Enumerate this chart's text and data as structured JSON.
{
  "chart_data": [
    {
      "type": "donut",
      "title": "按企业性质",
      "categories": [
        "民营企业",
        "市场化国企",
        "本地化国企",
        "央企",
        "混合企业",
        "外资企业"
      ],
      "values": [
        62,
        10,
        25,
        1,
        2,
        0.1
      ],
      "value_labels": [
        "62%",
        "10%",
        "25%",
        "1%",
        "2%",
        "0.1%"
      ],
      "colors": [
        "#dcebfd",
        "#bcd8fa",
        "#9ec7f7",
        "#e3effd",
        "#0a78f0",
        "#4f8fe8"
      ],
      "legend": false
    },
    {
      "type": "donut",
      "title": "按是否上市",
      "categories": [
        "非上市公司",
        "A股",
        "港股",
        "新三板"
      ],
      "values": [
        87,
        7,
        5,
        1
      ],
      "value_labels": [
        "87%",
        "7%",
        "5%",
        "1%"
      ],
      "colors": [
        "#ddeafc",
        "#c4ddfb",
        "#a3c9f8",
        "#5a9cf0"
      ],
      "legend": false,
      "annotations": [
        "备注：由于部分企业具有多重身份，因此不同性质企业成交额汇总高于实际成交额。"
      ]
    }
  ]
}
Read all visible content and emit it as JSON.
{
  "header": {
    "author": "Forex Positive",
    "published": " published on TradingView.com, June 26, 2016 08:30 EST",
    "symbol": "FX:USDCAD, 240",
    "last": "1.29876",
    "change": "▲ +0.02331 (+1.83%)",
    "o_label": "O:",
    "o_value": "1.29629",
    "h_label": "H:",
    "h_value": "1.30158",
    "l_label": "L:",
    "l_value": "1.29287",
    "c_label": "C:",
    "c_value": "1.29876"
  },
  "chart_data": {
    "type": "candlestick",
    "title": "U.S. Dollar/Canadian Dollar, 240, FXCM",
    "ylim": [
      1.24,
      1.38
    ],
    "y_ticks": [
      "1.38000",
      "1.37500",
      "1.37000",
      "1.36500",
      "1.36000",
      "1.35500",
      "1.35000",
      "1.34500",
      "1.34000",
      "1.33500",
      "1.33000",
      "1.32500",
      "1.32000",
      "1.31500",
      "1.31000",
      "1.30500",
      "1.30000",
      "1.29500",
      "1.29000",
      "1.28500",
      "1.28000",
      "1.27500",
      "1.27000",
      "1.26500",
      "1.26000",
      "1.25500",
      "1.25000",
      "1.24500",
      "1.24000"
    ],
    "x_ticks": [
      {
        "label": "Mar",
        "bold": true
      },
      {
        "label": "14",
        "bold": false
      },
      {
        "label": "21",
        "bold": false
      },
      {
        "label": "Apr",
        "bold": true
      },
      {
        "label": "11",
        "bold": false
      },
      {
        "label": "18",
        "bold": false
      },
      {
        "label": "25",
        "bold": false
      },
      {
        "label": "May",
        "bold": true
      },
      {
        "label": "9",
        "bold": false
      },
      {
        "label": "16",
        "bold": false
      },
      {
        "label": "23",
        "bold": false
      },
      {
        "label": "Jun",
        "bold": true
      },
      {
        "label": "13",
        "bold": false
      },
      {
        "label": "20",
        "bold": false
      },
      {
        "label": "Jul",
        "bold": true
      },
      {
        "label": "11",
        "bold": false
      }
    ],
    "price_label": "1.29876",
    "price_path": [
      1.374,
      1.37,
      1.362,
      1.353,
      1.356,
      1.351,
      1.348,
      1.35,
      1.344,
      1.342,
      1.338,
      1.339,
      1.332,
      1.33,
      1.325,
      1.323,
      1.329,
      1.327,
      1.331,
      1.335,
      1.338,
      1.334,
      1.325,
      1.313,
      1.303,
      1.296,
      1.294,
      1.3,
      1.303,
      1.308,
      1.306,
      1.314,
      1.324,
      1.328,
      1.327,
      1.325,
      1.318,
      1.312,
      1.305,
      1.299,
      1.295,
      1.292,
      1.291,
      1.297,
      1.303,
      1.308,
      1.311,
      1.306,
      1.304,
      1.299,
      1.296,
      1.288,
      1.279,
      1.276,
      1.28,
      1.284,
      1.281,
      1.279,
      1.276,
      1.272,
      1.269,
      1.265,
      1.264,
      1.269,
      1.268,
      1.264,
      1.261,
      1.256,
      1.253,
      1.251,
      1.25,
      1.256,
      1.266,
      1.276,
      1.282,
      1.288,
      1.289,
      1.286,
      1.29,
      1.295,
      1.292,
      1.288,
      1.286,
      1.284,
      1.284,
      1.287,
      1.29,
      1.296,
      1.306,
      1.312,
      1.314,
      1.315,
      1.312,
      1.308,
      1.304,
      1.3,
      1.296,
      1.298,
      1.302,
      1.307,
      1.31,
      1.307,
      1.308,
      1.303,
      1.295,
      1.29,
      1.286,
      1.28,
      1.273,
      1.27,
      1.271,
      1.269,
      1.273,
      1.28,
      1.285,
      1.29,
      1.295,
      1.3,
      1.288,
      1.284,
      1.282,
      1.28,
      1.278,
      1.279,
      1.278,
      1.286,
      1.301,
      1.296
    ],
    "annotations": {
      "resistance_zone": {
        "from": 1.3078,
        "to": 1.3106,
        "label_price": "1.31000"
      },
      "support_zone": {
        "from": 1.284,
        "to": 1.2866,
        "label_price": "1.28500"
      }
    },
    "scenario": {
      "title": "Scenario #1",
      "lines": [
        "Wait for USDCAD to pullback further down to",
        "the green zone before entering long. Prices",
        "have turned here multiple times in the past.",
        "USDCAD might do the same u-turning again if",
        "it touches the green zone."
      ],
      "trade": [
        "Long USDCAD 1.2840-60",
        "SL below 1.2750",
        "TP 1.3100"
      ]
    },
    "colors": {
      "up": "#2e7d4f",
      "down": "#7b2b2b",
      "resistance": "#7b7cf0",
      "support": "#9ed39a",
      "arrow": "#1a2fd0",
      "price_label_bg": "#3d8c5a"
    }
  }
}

----

Stated problem ▸ Transcribe every line of the data, exactly as it stands.

Task output ▸
Enumerate this chart's text and data as structured JSON.
{
  "chart_data": [
    {
      "type": "donut",
      "title": "按企业性质",
      "categories": [
        "民营企业",
        "市场化国企",
        "本地化国企",
        "央企",
        "混合企业",
        "外资企业"
      ],
      "values": [
        62,
        10,
        25,
        1,
        2,
        0.1
      ],
      "value_labels": [
        "62%",
        "10%",
        "25%",
        "1%",
        "2%",
        "0.1%"
      ],
      "colors": [
        "#dcebfd",
        "#bcd8fa",
        "#9ec7f7",
        "#e3effd",
        "#0a78f0",
        "#4f8fe8"
      ],
      "legend": false
    },
    {
      "type": "donut",
      "title": "按是否上市",
      "categories": [
        "非上市公司",
        "A股",
        "港股",
        "新三板"
      ],
      "values": [
        87,
        7,
        5,
        1
      ],
      "value_labels": [
        "87%",
        "7%",
        "5%",
        "1%"
      ],
      "colors": [
        "#ddeafc",
        "#c4ddfb",
        "#a3c9f8",
        "#5a9cf0"
      ],
      "legend": false,
      "annotations": [
        "备注：由于部分企业具有多重身份，因此不同性质企业成交额汇总高于实际成交额。"
      ]
    }
  ]
}
Read all visible content and emit it as JSON.
{
  "header": {
    "author": "Forex Positive",
    "published": " published on TradingView.com, June 26, 2016 08:30 EST",
    "symbol": "FX:USDCAD, 240",
    "last": "1.29876",
    "change": "▲ +0.02331 (+1.83%)",
    "o_label": "O:",
    "o_value": "1.29629",
    "h_label": "H:",
    "h_value": "1.30158",
    "l_label": "L:",
    "l_value": "1.29287",
    "c_label": "C:",
    "c_value": "1.29876"
  },
  "chart_data": {
    "type": "candlestick",
    "title": "U.S. Dollar/Canadian Dollar, 240, FXCM",
    "ylim": [
      1.24,
      1.38
    ],
    "y_ticks": [
      "1.38000",
      "1.37500",
      "1.37000",
      "1.36500",
      "1.36000",
      "1.35500",
      "1.35000",
      "1.34500",
      "1.34000",
      "1.33500",
      "1.33000",
      "1.32500",
      "1.32000",
      "1.31500",
      "1.31000",
      "1.30500",
      "1.30000",
      "1.29500",
      "1.29000",
      "1.28500",
      "1.28000",
      "1.27500",
      "1.27000",
      "1.26500",
      "1.26000",
      "1.25500",
      "1.25000",
      "1.24500",
      "1.24000"
    ],
    "x_ticks": [
      {
        "label": "Mar",
        "bold": true
      },
      {
        "label": "14",
        "bold": false
      },
      {
        "label": "21",
        "bold": false
      },
      {
        "label": "Apr",
        "bold": true
      },
      {
        "label": "11",
        "bold": false
      },
      {
        "label": "18",
        "bold": false
      },
      {
        "label": "25",
        "bold": false
      },
      {
        "label": "May",
        "bold": true
      },
      {
        "label": "9",
        "bold": false
      },
      {
        "label": "16",
        "bold": false
      },
      {
        "label": "23",
        "bold": false
      },
      {
        "label": "Jun",
        "bold": true
      },
      {
        "label": "13",
        "bold": false
      },
      {
        "label": "20",
        "bold": false
      },
      {
        "label": "Jul",
        "bold": true
      },
      {
        "label": "11",
        "bold": false
      }
    ],
    "price_label": "1.29876",
    "price_path": [
      1.374,
      1.37,
      1.362,
      1.353,
      1.356,
      1.351,
      1.348,
      1.35,
      1.344,
      1.342,
      1.338,
      1.339,
      1.332,
      1.33,
      1.325,
      1.323,
      1.329,
      1.327,
      1.331,
      1.335,
      1.338,
      1.334,
      1.325,
      1.313,
      1.303,
      1.296,
      1.294,
      1.3,
      1.303,
      1.308,
      1.306,
      1.314,
      1.324,
      1.328,
      1.327,
      1.325,
      1.318,
      1.312,
      1.305,
      1.299,
      1.295,
      1.292,
      1.291,
      1.297,
      1.303,
      1.308,
      1.311,
      1.306,
      1.304,
      1.299,
      1.296,
      1.288,
      1.279,
      1.276,
      1.28,
      1.284,
      1.281,
      1.279,
      1.276,
      1.272,
      1.269,
      1.265,
      1.264,
      1.269,
      1.268,
      1.264,
      1.261,
      1.256,
      1.253,
      1.251,
      1.25,
      1.256,
      1.266,
      1.276,
      1.282,
      1.288,
      1.289,
      1.286,
      1.29,
      1.295,
      1.292,
      1.288,
      1.286,
      1.284,
      1.284,
      1.287,
      1.29,
      1.296,
      1.306,
      1.312,
      1.314,
      1.315,
      1.312,
      1.308,
      1.304,
      1.3,
      1.296,
      1.298,
      1.302,
      1.307,
      1.31,
      1.307,
      1.308,
      1.303,
      1.295,
      1.29,
      1.286,
      1.28,
      1.273,
      1.27,
      1.271,
      1.269,
      1.273,
      1.28,
      1.285,
      1.29,
      1.295,
      1.3,
      1.288,
      1.284,
      1.282,
      1.28,
      1.278,
      1.279,
      1.278,
      1.286,
      1.301,
      1.296
    ],
    "annotations": {
      "resistance_zone": {
        "from": 1.3078,
        "to": 1.3106,
        "label_price": "1.31000"
      },
      "support_zone": {
        "from": 1.284,
        "to": 1.2866,
        "label_price": "1.28500"
      }
    },
    "scenario": {
      "title": "Scenario #1",
      "lines": [
        "Wait for USDCAD to pullback further down to",
        "the green zone before entering long. Prices",
        "have turned here multiple times in the past.",
        "USDCAD might do the same u-turning again if",
        "it touches the green zone."
      ],
      "trade": [
        "Long USDCAD 1.2840-60",
        "SL below 1.2750",
        "TP 1.3100"
      ]
    },
    "colors": {
      "up": "#2e7d4f",
      "down": "#7b2b2b",
      "resistance": "#7b7cf0",
      "support": "#9ed39a",
      "arrow": "#1a2fd0",
      "price_label_bg": "#3d8c5a"
    }
  }
}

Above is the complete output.